OBJECTIVE »
Pick out and copy every line below that has the word "Difference".
──────────────────────────────
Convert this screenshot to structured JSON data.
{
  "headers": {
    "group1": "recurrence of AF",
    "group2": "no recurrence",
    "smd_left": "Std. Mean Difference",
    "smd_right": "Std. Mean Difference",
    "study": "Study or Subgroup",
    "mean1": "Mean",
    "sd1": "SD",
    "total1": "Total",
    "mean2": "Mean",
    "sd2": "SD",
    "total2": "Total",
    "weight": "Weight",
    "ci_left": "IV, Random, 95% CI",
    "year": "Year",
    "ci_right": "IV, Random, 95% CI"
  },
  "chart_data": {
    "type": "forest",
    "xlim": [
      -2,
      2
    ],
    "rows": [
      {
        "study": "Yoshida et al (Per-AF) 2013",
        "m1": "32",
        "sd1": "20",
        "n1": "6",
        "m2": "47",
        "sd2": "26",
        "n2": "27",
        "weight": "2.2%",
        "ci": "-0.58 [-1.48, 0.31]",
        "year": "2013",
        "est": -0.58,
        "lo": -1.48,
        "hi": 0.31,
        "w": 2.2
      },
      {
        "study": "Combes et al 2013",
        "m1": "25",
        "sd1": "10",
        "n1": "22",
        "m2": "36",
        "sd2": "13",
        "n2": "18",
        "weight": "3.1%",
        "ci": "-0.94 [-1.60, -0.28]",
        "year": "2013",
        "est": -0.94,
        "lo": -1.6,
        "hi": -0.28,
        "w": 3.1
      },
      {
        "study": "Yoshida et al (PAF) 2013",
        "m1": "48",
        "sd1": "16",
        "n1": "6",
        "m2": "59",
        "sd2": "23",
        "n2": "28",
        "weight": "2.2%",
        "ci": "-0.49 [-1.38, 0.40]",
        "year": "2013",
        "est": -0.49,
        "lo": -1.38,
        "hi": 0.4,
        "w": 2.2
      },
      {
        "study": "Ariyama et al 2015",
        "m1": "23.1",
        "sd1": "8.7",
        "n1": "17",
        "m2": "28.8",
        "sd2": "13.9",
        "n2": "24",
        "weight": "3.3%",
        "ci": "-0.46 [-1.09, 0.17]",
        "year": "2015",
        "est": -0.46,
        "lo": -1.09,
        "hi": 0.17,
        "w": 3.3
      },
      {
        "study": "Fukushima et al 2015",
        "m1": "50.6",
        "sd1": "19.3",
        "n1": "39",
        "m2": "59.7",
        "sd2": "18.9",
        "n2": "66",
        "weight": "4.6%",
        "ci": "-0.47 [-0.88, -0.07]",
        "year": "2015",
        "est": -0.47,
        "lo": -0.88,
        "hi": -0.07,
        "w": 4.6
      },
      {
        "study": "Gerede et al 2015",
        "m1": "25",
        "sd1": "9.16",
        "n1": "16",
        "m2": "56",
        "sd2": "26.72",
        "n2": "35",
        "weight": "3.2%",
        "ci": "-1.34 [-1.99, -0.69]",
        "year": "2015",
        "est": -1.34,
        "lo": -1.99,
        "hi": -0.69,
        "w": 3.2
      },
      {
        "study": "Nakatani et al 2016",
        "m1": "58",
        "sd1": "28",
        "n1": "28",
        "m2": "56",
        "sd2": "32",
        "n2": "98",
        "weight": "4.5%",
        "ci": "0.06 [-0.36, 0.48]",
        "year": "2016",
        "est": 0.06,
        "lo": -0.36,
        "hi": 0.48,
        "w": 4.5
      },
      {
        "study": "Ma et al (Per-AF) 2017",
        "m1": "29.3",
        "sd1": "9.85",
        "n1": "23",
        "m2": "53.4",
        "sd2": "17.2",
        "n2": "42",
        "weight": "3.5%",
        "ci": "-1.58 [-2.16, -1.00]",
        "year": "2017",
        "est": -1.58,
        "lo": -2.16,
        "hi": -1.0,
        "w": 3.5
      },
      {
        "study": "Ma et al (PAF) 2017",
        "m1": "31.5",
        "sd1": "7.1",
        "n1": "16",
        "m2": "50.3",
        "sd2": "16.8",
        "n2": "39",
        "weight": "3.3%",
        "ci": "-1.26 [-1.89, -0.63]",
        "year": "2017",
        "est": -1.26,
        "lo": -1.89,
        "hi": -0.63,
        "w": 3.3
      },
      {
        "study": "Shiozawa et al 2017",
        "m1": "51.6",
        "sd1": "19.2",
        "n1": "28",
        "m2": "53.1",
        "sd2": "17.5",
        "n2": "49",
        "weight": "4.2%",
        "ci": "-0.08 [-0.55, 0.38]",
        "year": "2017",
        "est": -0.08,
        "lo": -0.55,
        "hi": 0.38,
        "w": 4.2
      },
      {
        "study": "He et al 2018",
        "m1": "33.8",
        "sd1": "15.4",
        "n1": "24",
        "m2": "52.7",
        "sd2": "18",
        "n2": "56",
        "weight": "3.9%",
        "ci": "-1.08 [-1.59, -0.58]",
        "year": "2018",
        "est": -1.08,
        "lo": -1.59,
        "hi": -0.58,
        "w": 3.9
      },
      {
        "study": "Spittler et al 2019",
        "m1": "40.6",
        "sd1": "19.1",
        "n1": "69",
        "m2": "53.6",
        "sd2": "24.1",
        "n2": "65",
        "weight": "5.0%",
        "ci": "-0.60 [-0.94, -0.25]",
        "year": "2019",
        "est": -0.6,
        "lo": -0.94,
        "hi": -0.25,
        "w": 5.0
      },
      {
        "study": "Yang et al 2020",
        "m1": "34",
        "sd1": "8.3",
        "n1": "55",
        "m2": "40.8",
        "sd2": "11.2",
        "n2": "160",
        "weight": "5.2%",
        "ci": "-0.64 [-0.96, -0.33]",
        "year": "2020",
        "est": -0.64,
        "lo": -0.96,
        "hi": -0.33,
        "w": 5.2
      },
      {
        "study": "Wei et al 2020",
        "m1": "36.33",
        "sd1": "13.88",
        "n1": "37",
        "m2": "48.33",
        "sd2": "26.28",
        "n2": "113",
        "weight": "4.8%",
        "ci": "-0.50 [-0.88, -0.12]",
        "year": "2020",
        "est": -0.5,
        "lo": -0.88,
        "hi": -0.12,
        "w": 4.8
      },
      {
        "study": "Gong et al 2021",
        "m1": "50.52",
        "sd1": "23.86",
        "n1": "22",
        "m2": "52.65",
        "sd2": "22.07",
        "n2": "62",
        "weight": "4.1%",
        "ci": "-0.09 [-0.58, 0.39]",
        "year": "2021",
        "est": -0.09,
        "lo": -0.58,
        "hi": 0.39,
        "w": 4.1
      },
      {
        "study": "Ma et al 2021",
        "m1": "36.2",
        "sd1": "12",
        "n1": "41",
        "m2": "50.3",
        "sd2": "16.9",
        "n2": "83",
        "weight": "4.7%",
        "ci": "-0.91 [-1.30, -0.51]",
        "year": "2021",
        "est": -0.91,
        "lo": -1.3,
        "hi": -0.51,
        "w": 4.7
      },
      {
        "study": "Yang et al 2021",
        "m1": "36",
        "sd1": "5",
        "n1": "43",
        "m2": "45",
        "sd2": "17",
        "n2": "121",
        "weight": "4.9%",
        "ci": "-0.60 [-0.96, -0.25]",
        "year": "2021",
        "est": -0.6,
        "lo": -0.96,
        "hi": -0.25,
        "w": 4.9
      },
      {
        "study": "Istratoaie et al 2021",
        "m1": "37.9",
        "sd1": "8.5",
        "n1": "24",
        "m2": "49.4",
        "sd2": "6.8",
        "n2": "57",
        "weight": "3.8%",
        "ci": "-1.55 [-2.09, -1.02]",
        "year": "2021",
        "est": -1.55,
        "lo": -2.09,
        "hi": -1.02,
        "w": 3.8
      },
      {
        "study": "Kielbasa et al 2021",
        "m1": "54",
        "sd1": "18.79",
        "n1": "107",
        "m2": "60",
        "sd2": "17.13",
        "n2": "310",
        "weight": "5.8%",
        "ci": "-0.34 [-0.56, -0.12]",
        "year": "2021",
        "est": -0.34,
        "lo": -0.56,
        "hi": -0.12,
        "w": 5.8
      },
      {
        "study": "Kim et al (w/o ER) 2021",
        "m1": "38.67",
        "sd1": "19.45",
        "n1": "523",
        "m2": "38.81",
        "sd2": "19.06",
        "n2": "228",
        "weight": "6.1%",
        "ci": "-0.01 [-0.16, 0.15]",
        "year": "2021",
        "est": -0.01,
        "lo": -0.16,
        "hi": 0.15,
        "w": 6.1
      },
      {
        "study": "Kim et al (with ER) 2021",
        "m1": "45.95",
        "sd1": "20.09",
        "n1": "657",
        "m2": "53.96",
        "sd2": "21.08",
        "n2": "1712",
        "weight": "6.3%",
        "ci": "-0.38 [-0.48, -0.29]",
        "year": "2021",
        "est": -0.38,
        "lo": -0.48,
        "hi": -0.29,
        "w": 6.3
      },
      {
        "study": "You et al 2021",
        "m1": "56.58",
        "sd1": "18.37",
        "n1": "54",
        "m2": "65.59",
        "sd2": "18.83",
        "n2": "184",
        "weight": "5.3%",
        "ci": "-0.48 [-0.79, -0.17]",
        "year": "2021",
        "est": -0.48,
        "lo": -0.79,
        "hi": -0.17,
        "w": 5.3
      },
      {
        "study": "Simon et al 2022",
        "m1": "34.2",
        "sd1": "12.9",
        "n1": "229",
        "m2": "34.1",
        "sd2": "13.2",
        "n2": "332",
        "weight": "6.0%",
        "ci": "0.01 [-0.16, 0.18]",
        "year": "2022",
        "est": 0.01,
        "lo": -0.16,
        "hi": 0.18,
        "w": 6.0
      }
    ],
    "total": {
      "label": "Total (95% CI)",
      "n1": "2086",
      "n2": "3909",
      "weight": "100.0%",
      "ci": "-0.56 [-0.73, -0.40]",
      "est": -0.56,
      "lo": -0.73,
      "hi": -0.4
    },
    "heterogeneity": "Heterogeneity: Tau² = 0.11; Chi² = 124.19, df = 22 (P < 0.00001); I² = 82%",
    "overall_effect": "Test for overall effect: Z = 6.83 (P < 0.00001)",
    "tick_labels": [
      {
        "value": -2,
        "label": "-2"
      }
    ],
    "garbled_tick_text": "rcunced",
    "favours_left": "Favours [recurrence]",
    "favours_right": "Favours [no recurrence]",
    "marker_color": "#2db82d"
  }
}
──────────────────────────────
ANSWER TO THE PROBLEM »
    "smd_left": "Std. Mean Difference",
    "smd_right": "Std. Mean Difference",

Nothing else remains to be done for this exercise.